EXERCISE INSTRUCTIONS:
Look through the data below. Collect every line where the word "δημόσιας" occurs.

WORKING DATA:
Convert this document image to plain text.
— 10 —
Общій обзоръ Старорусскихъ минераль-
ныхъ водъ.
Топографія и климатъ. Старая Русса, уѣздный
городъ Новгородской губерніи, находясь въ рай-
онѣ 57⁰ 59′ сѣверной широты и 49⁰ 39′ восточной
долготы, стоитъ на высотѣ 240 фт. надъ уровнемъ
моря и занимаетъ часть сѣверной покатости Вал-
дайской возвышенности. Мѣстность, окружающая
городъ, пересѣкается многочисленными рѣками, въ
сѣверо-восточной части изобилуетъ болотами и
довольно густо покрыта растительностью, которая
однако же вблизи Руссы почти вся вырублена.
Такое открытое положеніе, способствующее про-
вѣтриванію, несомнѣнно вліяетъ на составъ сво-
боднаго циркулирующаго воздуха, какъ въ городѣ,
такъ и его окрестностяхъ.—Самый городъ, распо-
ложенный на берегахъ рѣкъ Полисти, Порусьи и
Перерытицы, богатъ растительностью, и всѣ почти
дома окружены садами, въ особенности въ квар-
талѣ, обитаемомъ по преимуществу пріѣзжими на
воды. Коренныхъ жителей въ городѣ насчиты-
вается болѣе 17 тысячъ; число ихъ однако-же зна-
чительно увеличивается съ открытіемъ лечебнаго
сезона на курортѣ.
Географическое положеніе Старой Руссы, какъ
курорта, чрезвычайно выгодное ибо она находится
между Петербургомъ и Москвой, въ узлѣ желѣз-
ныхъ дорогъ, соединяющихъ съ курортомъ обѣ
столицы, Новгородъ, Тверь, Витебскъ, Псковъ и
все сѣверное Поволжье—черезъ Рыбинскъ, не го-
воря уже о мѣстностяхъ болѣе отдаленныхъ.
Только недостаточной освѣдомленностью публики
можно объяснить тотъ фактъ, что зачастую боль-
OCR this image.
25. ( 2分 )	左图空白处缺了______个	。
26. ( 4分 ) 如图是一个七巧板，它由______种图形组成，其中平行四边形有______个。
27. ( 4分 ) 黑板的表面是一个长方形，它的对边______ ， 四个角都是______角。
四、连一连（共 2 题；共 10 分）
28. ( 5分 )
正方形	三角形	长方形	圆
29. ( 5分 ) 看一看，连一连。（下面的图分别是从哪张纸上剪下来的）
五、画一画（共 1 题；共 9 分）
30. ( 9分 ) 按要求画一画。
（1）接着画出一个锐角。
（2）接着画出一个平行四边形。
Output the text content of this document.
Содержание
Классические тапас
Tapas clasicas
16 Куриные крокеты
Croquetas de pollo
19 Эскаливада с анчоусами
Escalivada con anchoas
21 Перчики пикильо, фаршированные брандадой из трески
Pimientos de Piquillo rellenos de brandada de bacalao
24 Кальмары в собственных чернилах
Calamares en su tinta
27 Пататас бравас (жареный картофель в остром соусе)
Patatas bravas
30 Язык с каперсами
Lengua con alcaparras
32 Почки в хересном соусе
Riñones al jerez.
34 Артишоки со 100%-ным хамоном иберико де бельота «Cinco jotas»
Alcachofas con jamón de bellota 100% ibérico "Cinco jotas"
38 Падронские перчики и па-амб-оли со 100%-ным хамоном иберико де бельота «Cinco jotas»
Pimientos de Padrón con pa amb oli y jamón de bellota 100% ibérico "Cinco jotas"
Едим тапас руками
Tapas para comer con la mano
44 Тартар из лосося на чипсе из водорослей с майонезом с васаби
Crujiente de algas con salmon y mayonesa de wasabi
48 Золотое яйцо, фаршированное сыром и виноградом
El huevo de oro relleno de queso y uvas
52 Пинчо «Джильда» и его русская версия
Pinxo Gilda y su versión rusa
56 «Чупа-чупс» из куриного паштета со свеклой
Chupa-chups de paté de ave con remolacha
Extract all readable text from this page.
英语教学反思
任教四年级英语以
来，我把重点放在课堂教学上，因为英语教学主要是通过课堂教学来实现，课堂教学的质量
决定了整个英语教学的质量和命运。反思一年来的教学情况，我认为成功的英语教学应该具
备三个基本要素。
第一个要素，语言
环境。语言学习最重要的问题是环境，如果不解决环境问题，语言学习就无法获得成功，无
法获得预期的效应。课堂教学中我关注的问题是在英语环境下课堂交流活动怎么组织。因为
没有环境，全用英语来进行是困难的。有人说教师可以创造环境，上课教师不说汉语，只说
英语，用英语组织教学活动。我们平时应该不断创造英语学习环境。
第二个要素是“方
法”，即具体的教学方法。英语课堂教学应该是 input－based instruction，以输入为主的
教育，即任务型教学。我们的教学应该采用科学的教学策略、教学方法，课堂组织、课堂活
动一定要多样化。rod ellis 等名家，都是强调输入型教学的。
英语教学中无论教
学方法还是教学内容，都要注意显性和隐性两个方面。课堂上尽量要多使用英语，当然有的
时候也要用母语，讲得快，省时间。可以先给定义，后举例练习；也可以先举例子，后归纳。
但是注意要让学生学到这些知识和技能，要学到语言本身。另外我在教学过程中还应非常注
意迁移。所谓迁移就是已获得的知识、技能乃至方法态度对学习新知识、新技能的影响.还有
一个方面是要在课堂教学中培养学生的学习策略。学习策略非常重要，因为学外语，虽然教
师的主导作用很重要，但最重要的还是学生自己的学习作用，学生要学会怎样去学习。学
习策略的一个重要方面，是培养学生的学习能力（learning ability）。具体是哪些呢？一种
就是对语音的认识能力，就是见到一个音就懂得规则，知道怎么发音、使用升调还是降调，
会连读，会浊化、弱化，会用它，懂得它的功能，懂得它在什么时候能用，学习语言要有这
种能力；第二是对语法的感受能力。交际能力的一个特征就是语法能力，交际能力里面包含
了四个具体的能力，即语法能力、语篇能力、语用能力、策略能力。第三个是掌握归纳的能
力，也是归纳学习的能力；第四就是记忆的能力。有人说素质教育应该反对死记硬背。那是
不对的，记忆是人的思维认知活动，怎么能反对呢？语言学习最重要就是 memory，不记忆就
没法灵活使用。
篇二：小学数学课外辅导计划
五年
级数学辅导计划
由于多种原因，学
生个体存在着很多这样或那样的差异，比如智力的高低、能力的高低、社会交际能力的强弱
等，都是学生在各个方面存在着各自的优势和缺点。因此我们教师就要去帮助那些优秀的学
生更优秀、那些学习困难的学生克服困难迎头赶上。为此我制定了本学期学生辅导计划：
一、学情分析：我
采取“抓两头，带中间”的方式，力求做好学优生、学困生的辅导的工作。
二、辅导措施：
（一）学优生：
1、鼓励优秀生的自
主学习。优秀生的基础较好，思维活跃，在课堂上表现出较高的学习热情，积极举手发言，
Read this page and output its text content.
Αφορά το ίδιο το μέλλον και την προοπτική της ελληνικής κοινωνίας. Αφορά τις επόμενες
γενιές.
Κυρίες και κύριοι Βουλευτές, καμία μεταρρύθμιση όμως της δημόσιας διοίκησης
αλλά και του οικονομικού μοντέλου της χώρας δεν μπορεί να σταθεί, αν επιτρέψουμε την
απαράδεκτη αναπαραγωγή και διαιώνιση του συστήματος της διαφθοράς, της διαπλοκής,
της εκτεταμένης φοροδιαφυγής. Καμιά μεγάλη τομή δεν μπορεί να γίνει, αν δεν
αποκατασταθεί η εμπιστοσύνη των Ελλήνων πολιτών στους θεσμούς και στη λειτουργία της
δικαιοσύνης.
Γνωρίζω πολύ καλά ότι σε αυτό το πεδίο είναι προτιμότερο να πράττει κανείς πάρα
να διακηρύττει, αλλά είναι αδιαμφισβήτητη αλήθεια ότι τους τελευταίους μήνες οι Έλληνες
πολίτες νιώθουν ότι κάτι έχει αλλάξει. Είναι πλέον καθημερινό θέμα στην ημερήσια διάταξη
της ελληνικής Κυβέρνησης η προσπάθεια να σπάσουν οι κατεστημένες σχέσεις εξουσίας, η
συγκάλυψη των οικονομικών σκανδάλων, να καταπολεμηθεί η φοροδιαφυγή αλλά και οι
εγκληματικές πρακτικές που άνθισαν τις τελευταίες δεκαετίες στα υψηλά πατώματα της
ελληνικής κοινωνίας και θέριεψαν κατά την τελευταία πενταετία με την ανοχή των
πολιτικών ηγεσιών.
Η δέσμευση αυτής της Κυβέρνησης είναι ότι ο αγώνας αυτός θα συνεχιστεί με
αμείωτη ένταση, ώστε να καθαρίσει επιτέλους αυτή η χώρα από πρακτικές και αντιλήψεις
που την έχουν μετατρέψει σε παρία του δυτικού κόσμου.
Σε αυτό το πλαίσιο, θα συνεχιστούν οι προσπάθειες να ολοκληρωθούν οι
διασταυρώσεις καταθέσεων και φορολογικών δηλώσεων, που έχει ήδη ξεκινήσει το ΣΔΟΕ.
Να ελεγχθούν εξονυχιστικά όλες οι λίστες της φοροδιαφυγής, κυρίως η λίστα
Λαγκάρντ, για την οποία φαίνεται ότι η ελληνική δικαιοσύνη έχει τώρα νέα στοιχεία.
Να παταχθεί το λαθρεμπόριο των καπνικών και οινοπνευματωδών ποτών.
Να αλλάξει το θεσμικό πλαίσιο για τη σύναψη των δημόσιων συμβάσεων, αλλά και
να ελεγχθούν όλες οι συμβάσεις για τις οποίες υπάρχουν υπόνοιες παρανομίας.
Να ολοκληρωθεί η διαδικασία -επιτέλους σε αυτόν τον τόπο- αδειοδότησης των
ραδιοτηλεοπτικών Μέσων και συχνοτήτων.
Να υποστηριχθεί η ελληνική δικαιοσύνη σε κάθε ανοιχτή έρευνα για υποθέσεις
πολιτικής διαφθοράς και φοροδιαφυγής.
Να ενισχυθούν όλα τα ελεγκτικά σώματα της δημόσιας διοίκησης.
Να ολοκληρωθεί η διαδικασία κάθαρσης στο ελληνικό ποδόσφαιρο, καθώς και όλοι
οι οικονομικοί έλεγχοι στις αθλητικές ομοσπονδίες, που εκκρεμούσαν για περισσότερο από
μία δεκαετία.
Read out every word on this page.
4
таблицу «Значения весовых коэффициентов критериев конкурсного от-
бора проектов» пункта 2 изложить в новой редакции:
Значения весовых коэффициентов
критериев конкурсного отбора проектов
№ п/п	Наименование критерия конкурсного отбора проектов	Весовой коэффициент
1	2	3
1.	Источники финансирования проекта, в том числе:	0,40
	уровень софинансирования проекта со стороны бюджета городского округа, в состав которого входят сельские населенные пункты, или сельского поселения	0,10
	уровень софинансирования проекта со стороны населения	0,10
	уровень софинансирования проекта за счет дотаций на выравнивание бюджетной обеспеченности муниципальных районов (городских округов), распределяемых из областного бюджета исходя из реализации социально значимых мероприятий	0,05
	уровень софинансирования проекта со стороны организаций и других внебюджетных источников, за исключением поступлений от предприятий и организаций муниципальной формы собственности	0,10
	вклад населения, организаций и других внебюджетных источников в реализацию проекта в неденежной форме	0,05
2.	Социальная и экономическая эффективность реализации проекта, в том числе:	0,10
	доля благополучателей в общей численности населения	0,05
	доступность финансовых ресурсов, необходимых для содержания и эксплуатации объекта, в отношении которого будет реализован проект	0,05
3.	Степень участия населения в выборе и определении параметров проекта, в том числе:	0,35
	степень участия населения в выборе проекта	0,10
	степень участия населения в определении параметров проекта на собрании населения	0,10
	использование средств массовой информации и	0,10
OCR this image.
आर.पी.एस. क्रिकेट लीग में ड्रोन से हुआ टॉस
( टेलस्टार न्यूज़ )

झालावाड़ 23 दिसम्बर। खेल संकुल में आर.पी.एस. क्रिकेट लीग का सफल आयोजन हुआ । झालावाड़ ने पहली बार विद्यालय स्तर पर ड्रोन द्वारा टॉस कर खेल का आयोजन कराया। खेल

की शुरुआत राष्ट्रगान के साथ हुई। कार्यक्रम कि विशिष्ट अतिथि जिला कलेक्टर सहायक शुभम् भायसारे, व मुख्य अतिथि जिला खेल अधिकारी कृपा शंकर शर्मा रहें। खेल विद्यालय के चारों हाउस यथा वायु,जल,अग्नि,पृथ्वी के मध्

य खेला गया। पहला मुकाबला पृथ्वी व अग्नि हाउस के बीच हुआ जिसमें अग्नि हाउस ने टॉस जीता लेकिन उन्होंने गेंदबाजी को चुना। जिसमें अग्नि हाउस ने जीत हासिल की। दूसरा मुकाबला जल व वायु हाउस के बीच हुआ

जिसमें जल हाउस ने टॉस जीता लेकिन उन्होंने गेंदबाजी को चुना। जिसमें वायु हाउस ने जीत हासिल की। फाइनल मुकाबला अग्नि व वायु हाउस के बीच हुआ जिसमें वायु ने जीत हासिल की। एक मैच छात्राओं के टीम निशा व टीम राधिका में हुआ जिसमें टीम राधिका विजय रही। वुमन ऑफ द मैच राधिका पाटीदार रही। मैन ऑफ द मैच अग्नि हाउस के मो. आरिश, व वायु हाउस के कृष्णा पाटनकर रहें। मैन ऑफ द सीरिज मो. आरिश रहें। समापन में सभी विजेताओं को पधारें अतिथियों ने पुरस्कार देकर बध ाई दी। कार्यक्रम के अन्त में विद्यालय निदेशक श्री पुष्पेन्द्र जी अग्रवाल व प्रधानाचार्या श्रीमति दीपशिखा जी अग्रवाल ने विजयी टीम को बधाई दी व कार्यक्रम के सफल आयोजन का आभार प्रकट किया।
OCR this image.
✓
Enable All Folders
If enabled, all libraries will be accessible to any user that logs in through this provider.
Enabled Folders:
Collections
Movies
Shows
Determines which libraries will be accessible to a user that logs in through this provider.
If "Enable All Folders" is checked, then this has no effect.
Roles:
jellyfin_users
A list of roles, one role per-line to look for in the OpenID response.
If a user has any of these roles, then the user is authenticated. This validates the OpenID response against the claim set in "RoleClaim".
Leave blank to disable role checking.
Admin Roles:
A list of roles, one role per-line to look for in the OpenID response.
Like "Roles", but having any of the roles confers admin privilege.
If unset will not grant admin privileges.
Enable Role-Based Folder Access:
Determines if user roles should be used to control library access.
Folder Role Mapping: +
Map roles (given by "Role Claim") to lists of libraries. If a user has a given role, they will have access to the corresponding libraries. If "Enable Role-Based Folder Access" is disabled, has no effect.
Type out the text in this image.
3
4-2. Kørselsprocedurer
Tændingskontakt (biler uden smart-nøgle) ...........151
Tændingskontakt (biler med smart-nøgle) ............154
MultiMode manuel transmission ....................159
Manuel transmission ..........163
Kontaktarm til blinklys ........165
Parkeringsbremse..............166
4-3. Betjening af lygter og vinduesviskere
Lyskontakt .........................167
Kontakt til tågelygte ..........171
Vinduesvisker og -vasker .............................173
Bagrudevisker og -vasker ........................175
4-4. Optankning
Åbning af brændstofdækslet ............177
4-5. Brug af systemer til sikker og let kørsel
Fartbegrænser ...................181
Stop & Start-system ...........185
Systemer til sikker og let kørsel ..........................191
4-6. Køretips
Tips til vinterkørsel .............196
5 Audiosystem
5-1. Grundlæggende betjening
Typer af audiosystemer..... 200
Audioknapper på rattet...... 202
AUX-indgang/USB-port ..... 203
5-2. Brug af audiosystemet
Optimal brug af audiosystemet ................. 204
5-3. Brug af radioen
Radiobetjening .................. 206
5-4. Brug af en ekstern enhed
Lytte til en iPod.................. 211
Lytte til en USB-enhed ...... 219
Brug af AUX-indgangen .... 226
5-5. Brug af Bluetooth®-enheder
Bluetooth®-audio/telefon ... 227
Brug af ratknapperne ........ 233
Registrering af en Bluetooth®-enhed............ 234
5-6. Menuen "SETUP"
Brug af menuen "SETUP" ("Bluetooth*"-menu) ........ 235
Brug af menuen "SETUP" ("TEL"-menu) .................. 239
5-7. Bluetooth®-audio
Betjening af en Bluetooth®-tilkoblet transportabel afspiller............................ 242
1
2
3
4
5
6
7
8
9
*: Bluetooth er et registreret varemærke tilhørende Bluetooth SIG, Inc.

OUTPUT:
Κυρίες και κύριοι Βουλευτές, καμία μεταρρύθμιση όμως της δημόσιας διοίκησης
Να ενισχυθούν όλα τα ελεγκτικά σώματα της δημόσιας διοίκησης.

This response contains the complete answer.